-- Exercise goal --
Leave every picture out and write out the records below exactly.

──────── Records to process

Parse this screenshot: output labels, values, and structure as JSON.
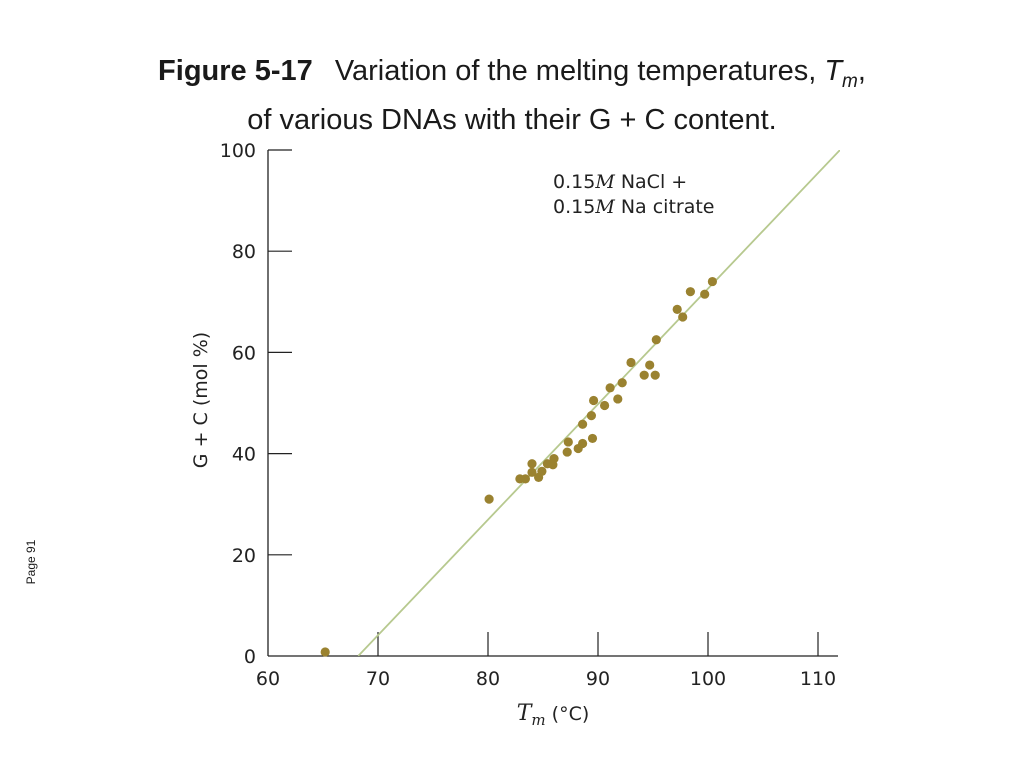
{
  "caption": {
    "label": "Figure 5-17",
    "text_pre": "Variation of the melting temperatures,",
    "tm_symbol": "T",
    "tm_subscript": "m",
    "text_post_comma": ",",
    "line2": "of various DNAs with their G + C content."
  },
  "page_label": "Page 91",
  "chart_data": {
    "type": "scatter",
    "title": "",
    "xlabel": "Tm (°C)",
    "xlabel_parts": {
      "symbol": "T",
      "subscript": "m",
      "unit": " (°C)"
    },
    "ylabel": "G + C (mol %)",
    "xlim": [
      60,
      112
    ],
    "ylim": [
      0,
      100
    ],
    "x_ticks": [
      60,
      70,
      80,
      90,
      100,
      110
    ],
    "y_ticks": [
      0,
      20,
      40,
      60,
      80,
      100
    ],
    "grid": false,
    "legend": "none",
    "annotation": {
      "line1": {
        "num": "0.15",
        "unit": "M",
        "rest": " NaCl +"
      },
      "line2": {
        "num": "0.15",
        "unit": "M",
        "rest": " Na citrate"
      }
    },
    "fit_line": {
      "x": [
        68.2,
        112
      ],
      "y": [
        0,
        100
      ]
    },
    "colors": {
      "points": "#9a8230",
      "fit_line": "#b7c98f",
      "axis": "#222222"
    },
    "points": [
      {
        "x": 65.2,
        "y": 0.8
      },
      {
        "x": 80.1,
        "y": 31.0
      },
      {
        "x": 82.9,
        "y": 35.0
      },
      {
        "x": 83.4,
        "y": 35.0
      },
      {
        "x": 84.0,
        "y": 36.3
      },
      {
        "x": 84.0,
        "y": 38.0
      },
      {
        "x": 84.6,
        "y": 35.3
      },
      {
        "x": 84.9,
        "y": 36.5
      },
      {
        "x": 85.4,
        "y": 38.0
      },
      {
        "x": 85.9,
        "y": 37.8
      },
      {
        "x": 86.0,
        "y": 39.0
      },
      {
        "x": 87.2,
        "y": 40.3
      },
      {
        "x": 87.3,
        "y": 42.3
      },
      {
        "x": 88.2,
        "y": 41.0
      },
      {
        "x": 88.6,
        "y": 42.0
      },
      {
        "x": 88.6,
        "y": 45.8
      },
      {
        "x": 89.5,
        "y": 43.0
      },
      {
        "x": 89.4,
        "y": 47.5
      },
      {
        "x": 89.6,
        "y": 50.5
      },
      {
        "x": 90.6,
        "y": 49.5
      },
      {
        "x": 91.1,
        "y": 53.0
      },
      {
        "x": 91.8,
        "y": 50.8
      },
      {
        "x": 92.2,
        "y": 54.0
      },
      {
        "x": 93.0,
        "y": 58.0
      },
      {
        "x": 94.2,
        "y": 55.5
      },
      {
        "x": 94.7,
        "y": 57.5
      },
      {
        "x": 95.2,
        "y": 55.5
      },
      {
        "x": 95.3,
        "y": 62.5
      },
      {
        "x": 97.2,
        "y": 68.5
      },
      {
        "x": 97.7,
        "y": 67.0
      },
      {
        "x": 98.4,
        "y": 72.0
      },
      {
        "x": 99.7,
        "y": 71.5
      },
      {
        "x": 100.4,
        "y": 74.0
      }
    ]
  }
}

────────────────

-- Result of this task --
Parse this screenshot: output labels, values, and structure as JSON.
{
  "caption": {
    "label": "Figure 5-17",
    "text_pre": "Variation of the melting temperatures,",
    "tm_symbol": "T",
    "tm_subscript": "m",
    "text_post_comma": ",",
    "line2": "of various DNAs with their G + C content."
  },
  "page_label": "Page 91",
  "chart_data": {
    "type": "scatter",
    "title": "",
    "xlabel": "Tm (°C)",
    "xlabel_parts": {
      "symbol": "T",
      "subscript": "m",
      "unit": " (°C)"
    },
    "ylabel": "G + C (mol %)",
    "xlim": [
      60,
      112
    ],
    "ylim": [
      0,
      100
    ],
    "x_ticks": [
      60,
      70,
      80,
      90,
      100,
      110
    ],
    "y_ticks": [
      0,
      20,
      40,
      60,
      80,
      100
    ],
    "grid": false,
    "legend": "none",
    "annotation": {
      "line1": {
        "num": "0.15",
        "unit": "M",
        "rest": " NaCl +"
      },
      "line2": {
        "num": "0.15",
        "unit": "M",
        "rest": " Na citrate"
      }
    },
    "fit_line": {
      "x": [
        68.2,
        112
      ],
      "y": [
        0,
        100
      ]
    },
    "colors": {
      "points": "#9a8230",
      "fit_line": "#b7c98f",
      "axis": "#222222"
    },
    "points": [
      {
        "x": 65.2,
        "y": 0.8
      },
      {
        "x": 80.1,
        "y": 31.0
      },
      {
        "x": 82.9,
        "y": 35.0
      },
      {
        "x": 83.4,
        "y": 35.0
      },
      {
        "x": 84.0,
        "y": 36.3
      },
      {
        "x": 84.0,
        "y": 38.0
      },
      {
        "x": 84.6,
        "y": 35.3
      },
      {
        "x": 84.9,
        "y": 36.5
      },
      {
        "x": 85.4,
        "y": 38.0
      },
      {
        "x": 85.9,
        "y": 37.8
      },
      {
        "x": 86.0,
        "y": 39.0
      },
      {
        "x": 87.2,
        "y": 40.3
      },
      {
        "x": 87.3,
        "y": 42.3
      },
      {
        "x": 88.2,
        "y": 41.0
      },
      {
        "x": 88.6,
        "y": 42.0
      },
      {
        "x": 88.6,
        "y": 45.8
      },
      {
        "x": 89.5,
        "y": 43.0
      },
      {
        "x": 89.4,
        "y": 47.5
      },
      {
        "x": 89.6,
        "y": 50.5
      },
      {
        "x": 90.6,
        "y": 49.5
      },
      {
        "x": 91.1,
        "y": 53.0
      },
      {
        "x": 91.8,
        "y": 50.8
      },
      {
        "x": 92.2,
        "y": 54.0
      },
      {
        "x": 93.0,
        "y": 58.0
      },
      {
        "x": 94.2,
        "y": 55.5
      },
      {
        "x": 94.7,
        "y": 57.5
      },
      {
        "x": 95.2,
        "y": 55.5
      },
      {
        "x": 95.3,
        "y": 62.5
      },
      {
        "x": 97.2,
        "y": 68.5
      },
      {
        "x": 97.7,
        "y": 67.0
      },
      {
        "x": 98.4,
        "y": 72.0
      },
      {
        "x": 99.7,
        "y": 71.5
      },
      {
        "x": 100.4,
        "y": 74.0
      }
    ]
  }
}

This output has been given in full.